| Instructions for the task |
Write out each line exactly as it stands, please.

| Input data |
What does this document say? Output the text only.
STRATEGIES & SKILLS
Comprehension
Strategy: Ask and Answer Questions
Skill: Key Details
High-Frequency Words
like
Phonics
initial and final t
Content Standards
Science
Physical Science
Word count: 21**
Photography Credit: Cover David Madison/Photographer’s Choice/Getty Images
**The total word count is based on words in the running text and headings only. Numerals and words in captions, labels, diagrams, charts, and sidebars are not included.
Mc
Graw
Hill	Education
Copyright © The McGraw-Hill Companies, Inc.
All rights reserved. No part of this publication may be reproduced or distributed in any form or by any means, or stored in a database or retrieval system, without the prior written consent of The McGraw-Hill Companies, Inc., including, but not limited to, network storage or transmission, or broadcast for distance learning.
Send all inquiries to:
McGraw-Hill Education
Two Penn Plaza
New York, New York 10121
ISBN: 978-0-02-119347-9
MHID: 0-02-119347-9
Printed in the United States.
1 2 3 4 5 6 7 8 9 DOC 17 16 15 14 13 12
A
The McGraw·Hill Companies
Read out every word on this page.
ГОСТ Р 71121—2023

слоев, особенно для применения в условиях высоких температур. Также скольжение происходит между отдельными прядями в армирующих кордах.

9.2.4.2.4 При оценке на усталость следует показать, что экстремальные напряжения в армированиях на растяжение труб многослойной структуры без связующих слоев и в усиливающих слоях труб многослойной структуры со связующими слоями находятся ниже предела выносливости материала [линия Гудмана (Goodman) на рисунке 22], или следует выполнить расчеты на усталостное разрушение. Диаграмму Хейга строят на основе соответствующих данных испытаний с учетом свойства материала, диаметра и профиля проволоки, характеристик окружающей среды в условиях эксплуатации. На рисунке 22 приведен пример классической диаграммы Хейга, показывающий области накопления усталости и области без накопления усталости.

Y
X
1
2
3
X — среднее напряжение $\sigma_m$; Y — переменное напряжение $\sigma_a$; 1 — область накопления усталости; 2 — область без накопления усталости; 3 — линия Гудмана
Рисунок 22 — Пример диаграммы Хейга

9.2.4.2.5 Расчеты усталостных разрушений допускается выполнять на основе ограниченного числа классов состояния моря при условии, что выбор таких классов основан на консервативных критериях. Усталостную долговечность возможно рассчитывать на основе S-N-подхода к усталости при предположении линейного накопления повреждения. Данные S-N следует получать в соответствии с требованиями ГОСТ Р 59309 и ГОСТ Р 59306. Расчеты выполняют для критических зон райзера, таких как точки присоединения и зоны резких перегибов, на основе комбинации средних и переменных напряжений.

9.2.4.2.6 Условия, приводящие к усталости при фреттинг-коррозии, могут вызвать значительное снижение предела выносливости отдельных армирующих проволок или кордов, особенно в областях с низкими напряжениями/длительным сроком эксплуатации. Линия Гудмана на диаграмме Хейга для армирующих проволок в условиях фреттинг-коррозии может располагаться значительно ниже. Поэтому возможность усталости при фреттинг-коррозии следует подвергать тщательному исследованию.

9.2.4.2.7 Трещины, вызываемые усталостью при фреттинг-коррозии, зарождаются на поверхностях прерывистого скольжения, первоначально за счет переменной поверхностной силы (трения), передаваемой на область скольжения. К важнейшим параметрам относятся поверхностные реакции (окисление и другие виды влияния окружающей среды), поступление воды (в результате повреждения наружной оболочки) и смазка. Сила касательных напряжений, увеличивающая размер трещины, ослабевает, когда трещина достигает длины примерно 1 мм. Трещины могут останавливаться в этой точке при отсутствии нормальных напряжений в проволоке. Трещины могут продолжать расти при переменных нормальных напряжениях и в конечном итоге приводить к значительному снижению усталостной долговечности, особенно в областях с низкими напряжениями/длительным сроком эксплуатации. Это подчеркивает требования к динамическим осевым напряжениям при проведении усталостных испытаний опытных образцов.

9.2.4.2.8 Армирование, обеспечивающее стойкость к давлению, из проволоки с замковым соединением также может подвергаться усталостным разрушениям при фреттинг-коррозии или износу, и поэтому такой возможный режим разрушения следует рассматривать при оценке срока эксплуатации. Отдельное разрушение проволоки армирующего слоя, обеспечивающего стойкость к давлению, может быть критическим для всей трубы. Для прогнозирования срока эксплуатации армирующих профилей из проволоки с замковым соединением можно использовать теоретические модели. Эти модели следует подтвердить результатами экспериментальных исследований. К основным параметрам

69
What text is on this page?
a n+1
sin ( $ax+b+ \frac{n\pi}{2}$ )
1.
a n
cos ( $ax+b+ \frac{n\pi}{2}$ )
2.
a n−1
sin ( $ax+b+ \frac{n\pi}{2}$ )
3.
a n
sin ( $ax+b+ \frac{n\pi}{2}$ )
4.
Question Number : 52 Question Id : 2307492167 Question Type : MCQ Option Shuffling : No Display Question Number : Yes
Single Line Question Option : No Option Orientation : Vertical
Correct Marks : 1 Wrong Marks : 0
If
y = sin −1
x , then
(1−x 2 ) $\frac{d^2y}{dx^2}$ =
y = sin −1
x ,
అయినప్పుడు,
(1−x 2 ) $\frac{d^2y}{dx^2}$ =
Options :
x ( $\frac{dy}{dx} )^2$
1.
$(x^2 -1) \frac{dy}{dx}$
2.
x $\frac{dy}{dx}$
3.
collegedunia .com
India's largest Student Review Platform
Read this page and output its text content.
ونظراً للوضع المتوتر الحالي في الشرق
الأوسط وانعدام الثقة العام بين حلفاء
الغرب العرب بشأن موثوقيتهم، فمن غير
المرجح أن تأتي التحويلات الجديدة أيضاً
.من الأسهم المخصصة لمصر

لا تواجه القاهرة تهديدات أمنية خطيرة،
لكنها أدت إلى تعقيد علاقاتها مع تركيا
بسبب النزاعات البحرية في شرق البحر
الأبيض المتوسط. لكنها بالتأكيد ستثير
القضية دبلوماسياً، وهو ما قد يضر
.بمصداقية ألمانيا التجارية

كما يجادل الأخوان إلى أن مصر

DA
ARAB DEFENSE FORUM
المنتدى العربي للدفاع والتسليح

| Result of this task |
What does this document say? Output the text only.
STRATEGIES & SKILLS
Comprehension
Strategy: Ask and Answer Questions
Skill: Key Details
High-Frequency Words
like
Phonics
initial and final t
Content Standards
Science
Physical Science
Word count: 21**
Photography Credit: Cover David Madison/Photographer’s Choice/Getty Images
**The total word count is based on words in the running text and headings only. Numerals and words in captions, labels, diagrams, charts, and sidebars are not included.
Mc
Graw
Hill	Education
Copyright © The McGraw-Hill Companies, Inc.
All rights reserved. No part of this publication may be reproduced or distributed in any form or by any means, or stored in a database or retrieval system, without the prior written consent of The McGraw-Hill Companies, Inc., including, but not limited to, network storage or transmission, or broadcast for distance learning.
Send all inquiries to:
McGraw-Hill Education
Two Penn Plaza
New York, New York 10121
ISBN: 978-0-02-119347-9
MHID: 0-02-119347-9
Printed in the United States.
1 2 3 4 5 6 7 8 9 DOC 17 16 15 14 13 12
A
The McGraw·Hill Companies
Read out every word on this page.
ГОСТ Р 71121—2023

слоев, особенно для применения в условиях высоких температур. Также скольжение происходит между отдельными прядями в армирующих кордах.

9.2.4.2.4 При оценке на усталость следует показать, что экстремальные напряжения в армированиях на растяжение труб многослойной структуры без связующих слоев и в усиливающих слоях труб многослойной структуры со связующими слоями находятся ниже предела выносливости материала [линия Гудмана (Goodman) на рисунке 22], или следует выполнить расчеты на усталостное разрушение. Диаграмму Хейга строят на основе соответствующих данных испытаний с учетом свойства материала, диаметра и профиля проволоки, характеристик окружающей среды в условиях эксплуатации. На рисунке 22 приведен пример классической диаграммы Хейга, показывающий области накопления усталости и области без накопления усталости.

Y
X
1
2
3
X — среднее напряжение $\sigma_m$; Y — переменное напряжение $\sigma_a$; 1 — область накопления усталости; 2 — область без накопления усталости; 3 — линия Гудмана
Рисунок 22 — Пример диаграммы Хейга

9.2.4.2.5 Расчеты усталостных разрушений допускается выполнять на основе ограниченного числа классов состояния моря при условии, что выбор таких классов основан на консервативных критериях. Усталостную долговечность возможно рассчитывать на основе S-N-подхода к усталости при предположении линейного накопления повреждения. Данные S-N следует получать в соответствии с требованиями ГОСТ Р 59309 и ГОСТ Р 59306. Расчеты выполняют для критических зон райзера, таких как точки присоединения и зоны резких перегибов, на основе комбинации средних и переменных напряжений.

9.2.4.2.6 Условия, приводящие к усталости при фреттинг-коррозии, могут вызвать значительное снижение предела выносливости отдельных армирующих проволок или кордов, особенно в областях с низкими напряжениями/длительным сроком эксплуатации. Линия Гудмана на диаграмме Хейга для армирующих проволок в условиях фреттинг-коррозии может располагаться значительно ниже. Поэтому возможность усталости при фреттинг-коррозии следует подвергать тщательному исследованию.

9.2.4.2.7 Трещины, вызываемые усталостью при фреттинг-коррозии, зарождаются на поверхностях прерывистого скольжения, первоначально за счет переменной поверхностной силы (трения), передаваемой на область скольжения. К важнейшим параметрам относятся поверхностные реакции (окисление и другие виды влияния окружающей среды), поступление воды (в результате повреждения наружной оболочки) и смазка. Сила касательных напряжений, увеличивающая размер трещины, ослабевает, когда трещина достигает длины примерно 1 мм. Трещины могут останавливаться в этой точке при отсутствии нормальных напряжений в проволоке. Трещины могут продолжать расти при переменных нормальных напряжениях и в конечном итоге приводить к значительному снижению усталостной долговечности, особенно в областях с низкими напряжениями/длительным сроком эксплуатации. Это подчеркивает требования к динамическим осевым напряжениям при проведении усталостных испытаний опытных образцов.

9.2.4.2.8 Армирование, обеспечивающее стойкость к давлению, из проволоки с замковым соединением также может подвергаться усталостным разрушениям при фреттинг-коррозии или износу, и поэтому такой возможный режим разрушения следует рассматривать при оценке срока эксплуатации. Отдельное разрушение проволоки армирующего слоя, обеспечивающего стойкость к давлению, может быть критическим для всей трубы. Для прогнозирования срока эксплуатации армирующих профилей из проволоки с замковым соединением можно использовать теоретические модели. Эти модели следует подтвердить результатами экспериментальных исследований. К основным параметрам

69
What text is on this page?
a n+1
sin ( $ax+b+ \frac{n\pi}{2}$ )
1.
a n
cos ( $ax+b+ \frac{n\pi}{2}$ )
2.
a n−1
sin ( $ax+b+ \frac{n\pi}{2}$ )
3.
a n
sin ( $ax+b+ \frac{n\pi}{2}$ )
4.
Question Number : 52 Question Id : 2307492167 Question Type : MCQ Option Shuffling : No Display Question Number : Yes
Single Line Question Option : No Option Orientation : Vertical
Correct Marks : 1 Wrong Marks : 0
If
y = sin −1
x , then
(1−x 2 ) $\frac{d^2y}{dx^2}$ =
y = sin −1
x ,
అయినప్పుడు,
(1−x 2 ) $\frac{d^2y}{dx^2}$ =
Options :
x ( $\frac{dy}{dx} )^2$
1.
$(x^2 -1) \frac{dy}{dx}$
2.
x $\frac{dy}{dx}$
3.
collegedunia .com
India's largest Student Review Platform
Read this page and output its text content.
ونظراً للوضع المتوتر الحالي في الشرق
الأوسط وانعدام الثقة العام بين حلفاء
الغرب العرب بشأن موثوقيتهم، فمن غير
المرجح أن تأتي التحويلات الجديدة أيضاً
.من الأسهم المخصصة لمصر

لا تواجه القاهرة تهديدات أمنية خطيرة،
لكنها أدت إلى تعقيد علاقاتها مع تركيا
بسبب النزاعات البحرية في شرق البحر
الأبيض المتوسط. لكنها بالتأكيد ستثير
القضية دبلوماسياً، وهو ما قد يضر
.بمصداقية ألمانيا التجارية

كما يجادل الأخوان إلى أن مصر

DA
ARAB DEFENSE FORUM
المنتدى العربي للدفاع والتسليح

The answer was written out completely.